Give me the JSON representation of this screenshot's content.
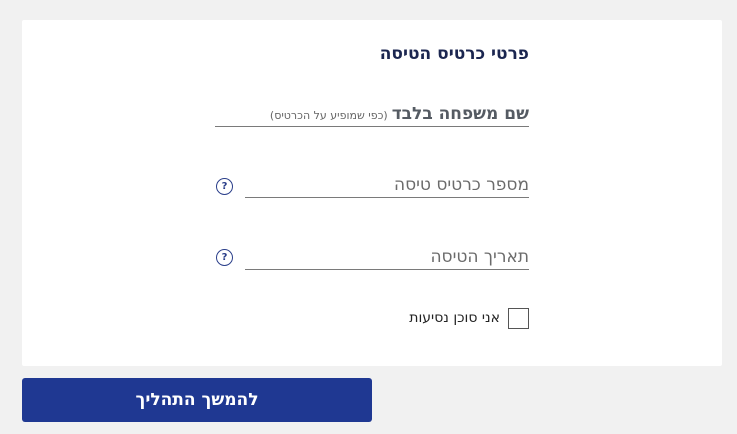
{
  "form": {
    "title": "פרטי כרטיס הטיסה",
    "last_name_label": "שם משפחה בלבד",
    "last_name_hint": "(כפי שמופיע על הכרטיס)",
    "ticket_number_placeholder": "מספר כרטיס טיסה",
    "flight_date_placeholder": "תאריך הטיסה",
    "help_glyph": "?",
    "agent_checkbox_label": "אני סוכן נסיעות",
    "agent_checked": false
  },
  "actions": {
    "continue_label": "להמשך התהליך"
  },
  "colors": {
    "page_bg": "#f1f1f1",
    "card_bg": "#ffffff",
    "primary_button": "#1f3892",
    "title_text": "#1b2650",
    "help_icon": "#2a3e8a"
  }
}
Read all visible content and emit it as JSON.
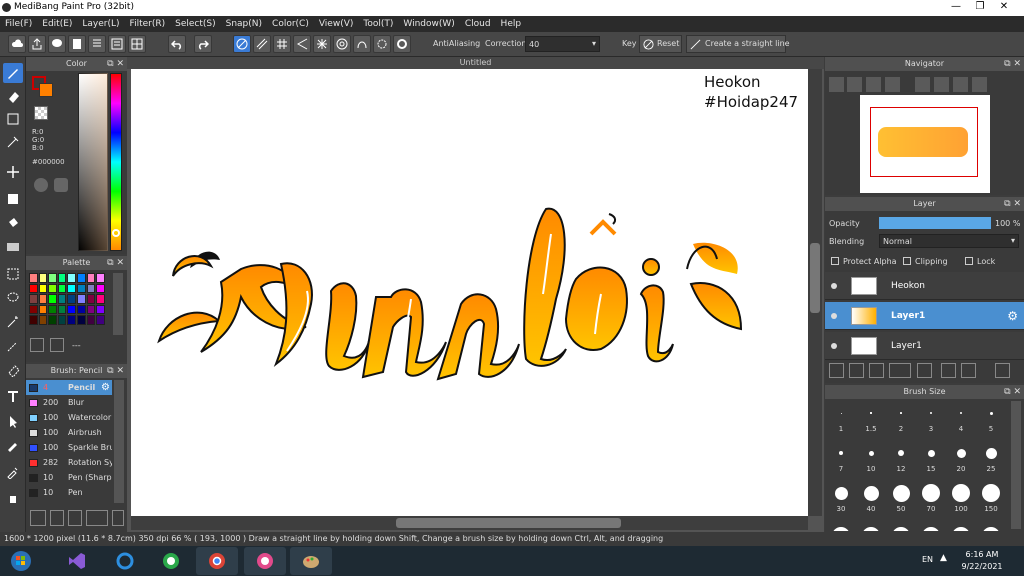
{
  "window": {
    "title": "MediBang Paint Pro (32bit)"
  },
  "menu": [
    "File(F)",
    "Edit(E)",
    "Layer(L)",
    "Filter(R)",
    "Select(S)",
    "Snap(N)",
    "Color(C)",
    "View(V)",
    "Tool(T)",
    "Window(W)",
    "Cloud",
    "Help"
  ],
  "toolbar": {
    "antialiasing_label": "AntiAliasing",
    "correction_label": "Correction",
    "correction_value": "40",
    "key_label": "Key",
    "reset_label": "Reset",
    "straight_line_label": "Create a straight line"
  },
  "color_panel": {
    "title": "Color",
    "r": "R:0",
    "g": "G:0",
    "b": "B:0",
    "hex": "#000000",
    "fg_color": "#000000",
    "bg_color": "#ff8000"
  },
  "palette_panel": {
    "title": "Palette",
    "colors": [
      "#ff8080",
      "#ffff80",
      "#80ff80",
      "#00ff80",
      "#80ffff",
      "#0080ff",
      "#ff80c0",
      "#ff80ff",
      "#ff0000",
      "#ffff00",
      "#80ff00",
      "#00ff40",
      "#00ffff",
      "#0080c0",
      "#8080c0",
      "#ff00ff",
      "#804040",
      "#ff8040",
      "#00ff00",
      "#008080",
      "#004080",
      "#8080ff",
      "#800040",
      "#ff0080",
      "#800000",
      "#ff8000",
      "#008000",
      "#008040",
      "#0000ff",
      "#0000a0",
      "#800080",
      "#8000ff",
      "#400000",
      "#804000",
      "#004000",
      "#004040",
      "#000080",
      "#000040",
      "#400040",
      "#400080"
    ],
    "name_value": "---"
  },
  "brush_panel": {
    "title": "Brush: Pencil",
    "brushes": [
      {
        "size": "4",
        "name": "Pencil",
        "color": "#1a3a6a"
      },
      {
        "size": "200",
        "name": "Blur",
        "color": "#ff80ff"
      },
      {
        "size": "100",
        "name": "Watercolor",
        "color": "#80d0ff"
      },
      {
        "size": "100",
        "name": "Airbrush",
        "color": "#dddddd"
      },
      {
        "size": "100",
        "name": "Sparkle Brush",
        "color": "#3050ff"
      },
      {
        "size": "282",
        "name": "Rotation Sym",
        "color": "#ff3030"
      },
      {
        "size": "10",
        "name": "Pen (Sharp)",
        "color": "#222222"
      },
      {
        "size": "10",
        "name": "Pen",
        "color": "#222222"
      }
    ]
  },
  "canvas": {
    "title": "Untitled",
    "text_line1": "Heokon",
    "text_line2": "#Hoidap247",
    "art_text": "Xin lỗi"
  },
  "navigator": {
    "title": "Navigator"
  },
  "layer_panel": {
    "title": "Layer",
    "opacity_label": "Opacity",
    "opacity_value": "100 %",
    "opacity_fraction": 1.0,
    "blending_label": "Blending",
    "blending_value": "Normal",
    "protect_alpha": "Protect Alpha",
    "clipping": "Clipping",
    "lock": "Lock",
    "layers": [
      {
        "name": "Heokon"
      },
      {
        "name": "Layer1"
      },
      {
        "name": "Layer1"
      }
    ]
  },
  "brush_size_panel": {
    "title": "Brush Size",
    "sizes": [
      "1",
      "1.5",
      "2",
      "3",
      "4",
      "5",
      "7",
      "10",
      "12",
      "15",
      "20",
      "25",
      "30",
      "40",
      "50",
      "70",
      "100",
      "150"
    ]
  },
  "status": {
    "size": "1600 * 1200 pixel",
    "cm": "(11.6 * 8.7cm)",
    "dpi": "350 dpi",
    "zoom": "66 %",
    "coords": "( 193, 1000 )",
    "hint": "Draw a straight line by holding down Shift, Change a brush size by holding down Ctrl, Alt, and dragging"
  },
  "taskbar": {
    "lang": "EN",
    "time": "6:16 AM",
    "date": "9/22/2021"
  }
}
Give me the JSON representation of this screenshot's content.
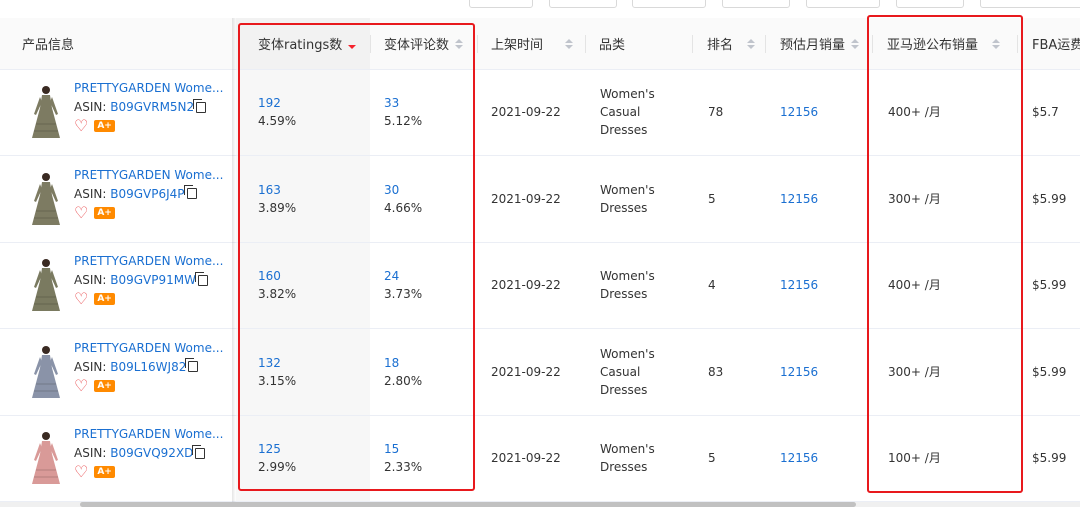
{
  "headers": {
    "product_info": "产品信息",
    "variant_ratings": "变体ratings数",
    "variant_reviews": "变体评论数",
    "listing_date": "上架时间",
    "category": "品类",
    "rank": "排名",
    "est_monthly_sales": "预估月销量",
    "amazon_published_sales": "亚马逊公布销量",
    "fba_fee": "FBA运费"
  },
  "asin_label": "ASIN:",
  "aplus_badge": "A+",
  "rows": [
    {
      "product_name": "PRETTYGARDEN Wome...",
      "asin": "B09GVRM5N2",
      "ratings": "192",
      "ratings_pct": "4.59%",
      "reviews": "33",
      "reviews_pct": "5.12%",
      "date": "2021-09-22",
      "category": [
        "Women's",
        "Casual",
        "Dresses"
      ],
      "rank": "78",
      "est_sales": "12156",
      "amazon_sales": "400+ /月",
      "fba": "$5.7"
    },
    {
      "product_name": "PRETTYGARDEN Wome...",
      "asin": "B09GVP6J4P",
      "ratings": "163",
      "ratings_pct": "3.89%",
      "reviews": "30",
      "reviews_pct": "4.66%",
      "date": "2021-09-22",
      "category": [
        "Women's",
        "Dresses"
      ],
      "rank": "5",
      "est_sales": "12156",
      "amazon_sales": "300+ /月",
      "fba": "$5.99"
    },
    {
      "product_name": "PRETTYGARDEN Wome...",
      "asin": "B09GVP91MW",
      "ratings": "160",
      "ratings_pct": "3.82%",
      "reviews": "24",
      "reviews_pct": "3.73%",
      "date": "2021-09-22",
      "category": [
        "Women's",
        "Dresses"
      ],
      "rank": "4",
      "est_sales": "12156",
      "amazon_sales": "400+ /月",
      "fba": "$5.99"
    },
    {
      "product_name": "PRETTYGARDEN Wome...",
      "asin": "B09L16WJ82",
      "ratings": "132",
      "ratings_pct": "3.15%",
      "reviews": "18",
      "reviews_pct": "2.80%",
      "date": "2021-09-22",
      "category": [
        "Women's",
        "Casual",
        "Dresses"
      ],
      "rank": "83",
      "est_sales": "12156",
      "amazon_sales": "300+ /月",
      "fba": "$5.99"
    },
    {
      "product_name": "PRETTYGARDEN Wome...",
      "asin": "B09GVQ92XD",
      "ratings": "125",
      "ratings_pct": "2.99%",
      "reviews": "15",
      "reviews_pct": "2.33%",
      "date": "2021-09-22",
      "category": [
        "Women's",
        "Dresses"
      ],
      "rank": "5",
      "est_sales": "12156",
      "amazon_sales": "100+ /月",
      "fba": "$5.99"
    }
  ],
  "dress_colors": [
    "#7d7b62",
    "#7d7b62",
    "#7a7a60",
    "#8a93a8",
    "#d99a98"
  ],
  "icons": {
    "sort": "sort-caret-icon",
    "copy": "copy-icon",
    "favorite": "heart-icon"
  },
  "colors": {
    "link": "#1a6fd1",
    "highlight_box": "#e8191d",
    "aplus": "#ff8a00",
    "heart": "#e8474a"
  }
}
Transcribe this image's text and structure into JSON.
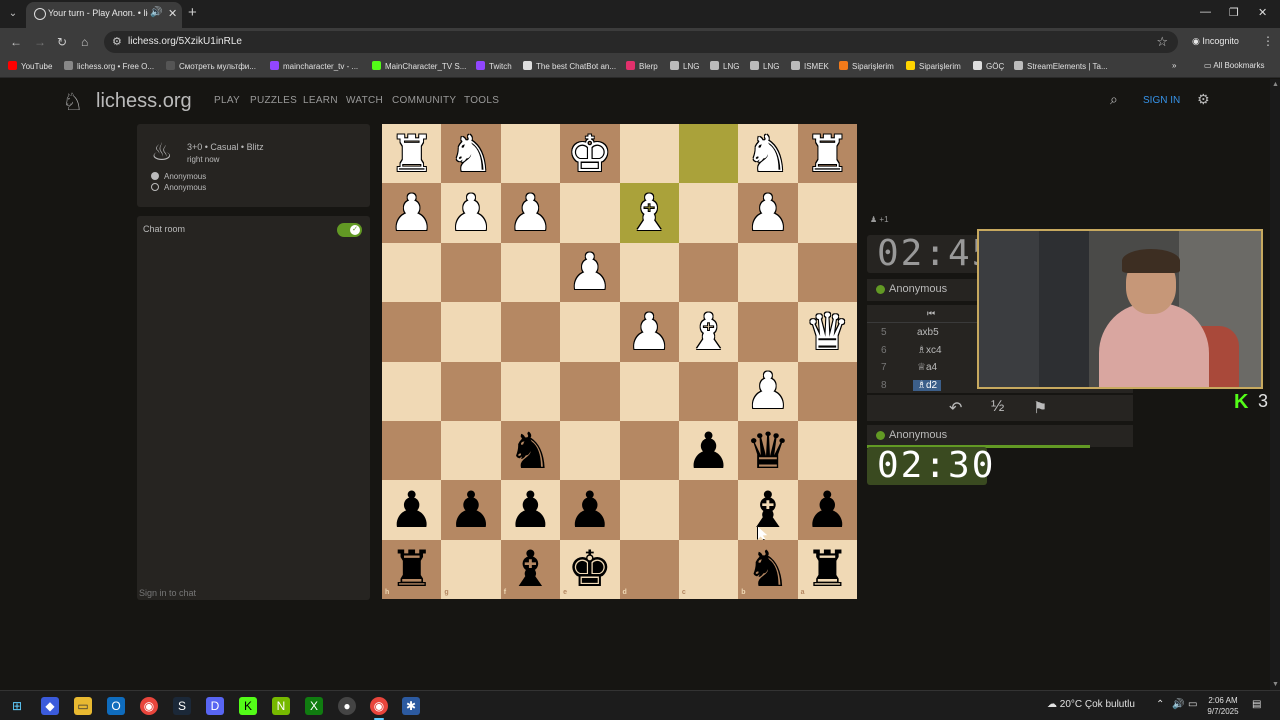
{
  "browser": {
    "tab_title": "Your turn - Play Anon. • lich",
    "url": "lichess.org/5XzikU1inRLe",
    "incognito_label": "Incognito",
    "bookmarks": [
      {
        "label": "YouTube",
        "color": "#ff0000"
      },
      {
        "label": "lichess.org • Free O...",
        "color": "#888888"
      },
      {
        "label": "Смотреть мультфи...",
        "color": "#555555"
      },
      {
        "label": "maincharacter_tv - ...",
        "color": "#9146ff"
      },
      {
        "label": "MainCharacter_TV S...",
        "color": "#53fc18"
      },
      {
        "label": "Twitch",
        "color": "#9146ff"
      },
      {
        "label": "The best ChatBot an...",
        "color": "#dddddd"
      },
      {
        "label": "Blerp",
        "color": "#e2306c"
      },
      {
        "label": "LNG",
        "color": "#bbbbbb"
      },
      {
        "label": "LNG",
        "color": "#bbbbbb"
      },
      {
        "label": "LNG",
        "color": "#bbbbbb"
      },
      {
        "label": "ISMEK",
        "color": "#bbbbbb"
      },
      {
        "label": "Siparişlerim",
        "color": "#f27a1a"
      },
      {
        "label": "Siparişlerim",
        "color": "#ffd400"
      },
      {
        "label": "GÖÇ",
        "color": "#dddddd"
      },
      {
        "label": "StreamElements | Ta...",
        "color": "#bbbbbb"
      }
    ],
    "all_bookmarks": "All Bookmarks"
  },
  "site": {
    "logo": "lichess.org",
    "nav": [
      "PLAY",
      "PUZZLES",
      "LEARN",
      "WATCH",
      "COMMUNITY",
      "TOOLS"
    ],
    "signin": "SIGN IN"
  },
  "game": {
    "setup": "3+0 • Casual • Blitz",
    "when": "right now",
    "white": "Anonymous",
    "black": "Anonymous",
    "chat_label": "Chat room",
    "chat_signin": "Sign in to chat",
    "spectators": "+1",
    "top_clock": "02:45",
    "bottom_clock": "02:30",
    "top_player": "Anonymous",
    "bottom_player": "Anonymous",
    "moves": [
      {
        "num": "5",
        "move": "axb5"
      },
      {
        "num": "6",
        "move": "♗xc4"
      },
      {
        "num": "7",
        "move": "♕a4"
      },
      {
        "num": "8",
        "move": "♗d2",
        "active": true
      }
    ],
    "draw_label": "½",
    "stream_count": "3",
    "ranks": [
      "1",
      "2",
      "3",
      "4",
      "5",
      "6",
      "7",
      "8"
    ],
    "files": [
      "h",
      "g",
      "f",
      "e",
      "d",
      "c",
      "b",
      "a"
    ],
    "board": [
      [
        "wR",
        "wN",
        "",
        "wK",
        "",
        "",
        "wN",
        "wR"
      ],
      [
        "wP",
        "wP",
        "wP",
        "",
        "wB",
        "",
        "wP",
        ""
      ],
      [
        "",
        "",
        "",
        "wP",
        "",
        "",
        "",
        ""
      ],
      [
        "",
        "",
        "",
        "",
        "wP",
        "wB",
        "",
        "wQ"
      ],
      [
        "",
        "",
        "",
        "",
        "",
        "",
        "wP",
        ""
      ],
      [
        "",
        "",
        "bN",
        "",
        "",
        "bP",
        "bQ",
        ""
      ],
      [
        "bP",
        "bP",
        "bP",
        "bP",
        "",
        "",
        "bB",
        "bP"
      ],
      [
        "bR",
        "",
        "bB",
        "bK",
        "",
        "",
        "bN",
        "bR"
      ]
    ],
    "highlight": [
      [
        0,
        5
      ],
      [
        1,
        4
      ]
    ]
  },
  "taskbar": {
    "weather": "20°C  Çok bulutlu",
    "time": "2:06 AM",
    "date": "9/7/2025"
  }
}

*GOAL*
Write only the number of lines in the data above that include "הטיסה".

*EXERCISE ANSWER*
2